PROBLEM DESCRIPTION:
Quote all lines below exactly. Images stay out.

──────── PROVIDED DATA

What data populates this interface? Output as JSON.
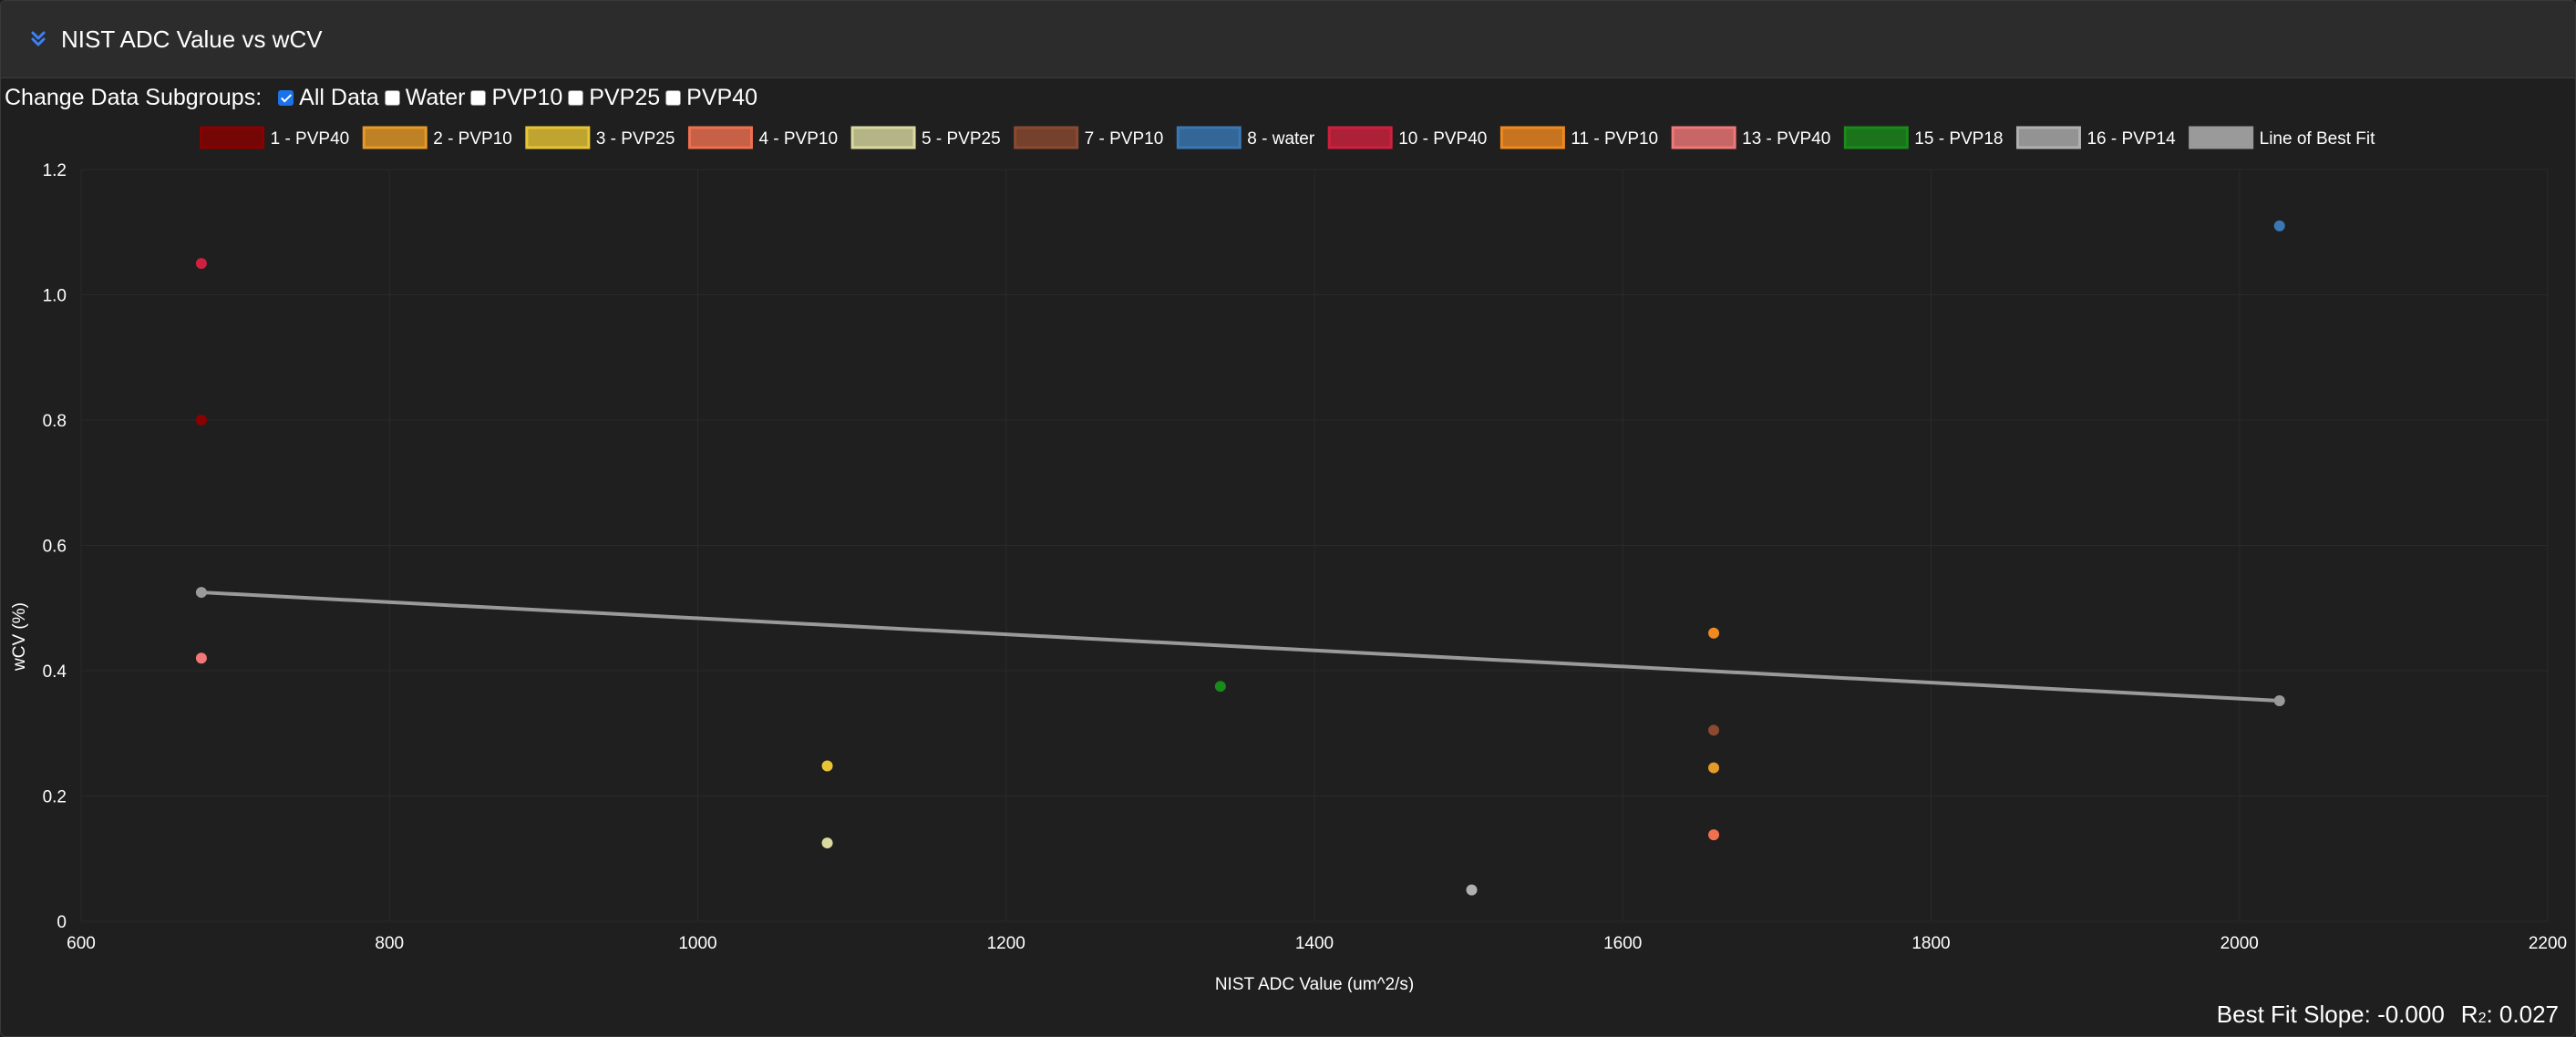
{
  "header": {
    "title": "NIST ADC Value vs wCV",
    "icon": "double-chevron-down-icon",
    "icon_color": "#3b82f6"
  },
  "controls": {
    "label": "Change Data Subgroups:",
    "options": [
      {
        "label": "All Data",
        "checked": true
      },
      {
        "label": "Water",
        "checked": false
      },
      {
        "label": "PVP10",
        "checked": false
      },
      {
        "label": "PVP25",
        "checked": false
      },
      {
        "label": "PVP40",
        "checked": false
      }
    ]
  },
  "footer": {
    "slope_label": "Best Fit Slope: -0.000",
    "r2_prefix": "R",
    "r2_sup": "2",
    "r2_value": ": 0.027"
  },
  "chart_data": {
    "type": "scatter",
    "xlabel": "NIST ADC Value (um^2/s)",
    "ylabel": "wCV (%)",
    "xlim": [
      600,
      2200
    ],
    "ylim": [
      0,
      1.2
    ],
    "xticks": [
      600,
      800,
      1000,
      1200,
      1400,
      1600,
      1800,
      2000,
      2200
    ],
    "yticks": [
      0,
      0.2,
      0.4,
      0.6,
      0.8,
      1.0,
      1.2
    ],
    "ytick_labels": [
      "0",
      "0.2",
      "0.4",
      "0.6",
      "0.8",
      "1.0",
      "1.2"
    ],
    "grid": true,
    "legend_position": "top",
    "series": [
      {
        "name": "1 - PVP40",
        "color": "#8b0000",
        "points": [
          [
            678,
            0.8
          ]
        ]
      },
      {
        "name": "2 - PVP10",
        "color": "#e69a28",
        "points": [
          [
            1659,
            0.245
          ]
        ]
      },
      {
        "name": "3 - PVP25",
        "color": "#e8c534",
        "points": [
          [
            1084,
            0.248
          ]
        ]
      },
      {
        "name": "4 - PVP10",
        "color": "#f07050",
        "points": [
          [
            1659,
            0.138
          ]
        ]
      },
      {
        "name": "5 - PVP25",
        "color": "#d9d9a0",
        "points": [
          [
            1084,
            0.125
          ]
        ]
      },
      {
        "name": "7 - PVP10",
        "color": "#8b4a30",
        "points": [
          [
            1659,
            0.305
          ]
        ]
      },
      {
        "name": "8 - water",
        "color": "#3a78b5",
        "points": [
          [
            2026,
            1.11
          ]
        ]
      },
      {
        "name": "10 - PVP40",
        "color": "#d0203f",
        "points": [
          [
            678,
            1.05
          ]
        ]
      },
      {
        "name": "11 - PVP10",
        "color": "#f08a20",
        "points": [
          [
            1659,
            0.46
          ]
        ]
      },
      {
        "name": "13 - PVP40",
        "color": "#f07878",
        "points": [
          [
            678,
            0.42
          ]
        ]
      },
      {
        "name": "15 - PVP18",
        "color": "#1a8a1a",
        "points": [
          [
            1339,
            0.375
          ]
        ]
      },
      {
        "name": "16 - PVP14",
        "color": "#b0b0b0",
        "points": [
          [
            1502,
            0.05
          ]
        ]
      },
      {
        "name": "Line of Best Fit",
        "color": "#9a9a9a",
        "line": true,
        "points": [
          [
            678,
            0.525
          ],
          [
            2026,
            0.352
          ]
        ]
      }
    ]
  }
}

────────────────

EXERCISE SOLUTION:
What data populates this interface? Output as JSON.
{
  "header": {
    "title": "NIST ADC Value vs wCV",
    "icon": "double-chevron-down-icon",
    "icon_color": "#3b82f6"
  },
  "controls": {
    "label": "Change Data Subgroups:",
    "options": [
      {
        "label": "All Data",
        "checked": true
      },
      {
        "label": "Water",
        "checked": false
      },
      {
        "label": "PVP10",
        "checked": false
      },
      {
        "label": "PVP25",
        "checked": false
      },
      {
        "label": "PVP40",
        "checked": false
      }
    ]
  },
  "footer": {
    "slope_label": "Best Fit Slope: -0.000",
    "r2_prefix": "R",
    "r2_sup": "2",
    "r2_value": ": 0.027"
  },
  "chart_data": {
    "type": "scatter",
    "xlabel": "NIST ADC Value (um^2/s)",
    "ylabel": "wCV (%)",
    "xlim": [
      600,
      2200
    ],
    "ylim": [
      0,
      1.2
    ],
    "xticks": [
      600,
      800,
      1000,
      1200,
      1400,
      1600,
      1800,
      2000,
      2200
    ],
    "yticks": [
      0,
      0.2,
      0.4,
      0.6,
      0.8,
      1.0,
      1.2
    ],
    "ytick_labels": [
      "0",
      "0.2",
      "0.4",
      "0.6",
      "0.8",
      "1.0",
      "1.2"
    ],
    "grid": true,
    "legend_position": "top",
    "series": [
      {
        "name": "1 - PVP40",
        "color": "#8b0000",
        "points": [
          [
            678,
            0.8
          ]
        ]
      },
      {
        "name": "2 - PVP10",
        "color": "#e69a28",
        "points": [
          [
            1659,
            0.245
          ]
        ]
      },
      {
        "name": "3 - PVP25",
        "color": "#e8c534",
        "points": [
          [
            1084,
            0.248
          ]
        ]
      },
      {
        "name": "4 - PVP10",
        "color": "#f07050",
        "points": [
          [
            1659,
            0.138
          ]
        ]
      },
      {
        "name": "5 - PVP25",
        "color": "#d9d9a0",
        "points": [
          [
            1084,
            0.125
          ]
        ]
      },
      {
        "name": "7 - PVP10",
        "color": "#8b4a30",
        "points": [
          [
            1659,
            0.305
          ]
        ]
      },
      {
        "name": "8 - water",
        "color": "#3a78b5",
        "points": [
          [
            2026,
            1.11
          ]
        ]
      },
      {
        "name": "10 - PVP40",
        "color": "#d0203f",
        "points": [
          [
            678,
            1.05
          ]
        ]
      },
      {
        "name": "11 - PVP10",
        "color": "#f08a20",
        "points": [
          [
            1659,
            0.46
          ]
        ]
      },
      {
        "name": "13 - PVP40",
        "color": "#f07878",
        "points": [
          [
            678,
            0.42
          ]
        ]
      },
      {
        "name": "15 - PVP18",
        "color": "#1a8a1a",
        "points": [
          [
            1339,
            0.375
          ]
        ]
      },
      {
        "name": "16 - PVP14",
        "color": "#b0b0b0",
        "points": [
          [
            1502,
            0.05
          ]
        ]
      },
      {
        "name": "Line of Best Fit",
        "color": "#9a9a9a",
        "line": true,
        "points": [
          [
            678,
            0.525
          ],
          [
            2026,
            0.352
          ]
        ]
      }
    ]
  }
}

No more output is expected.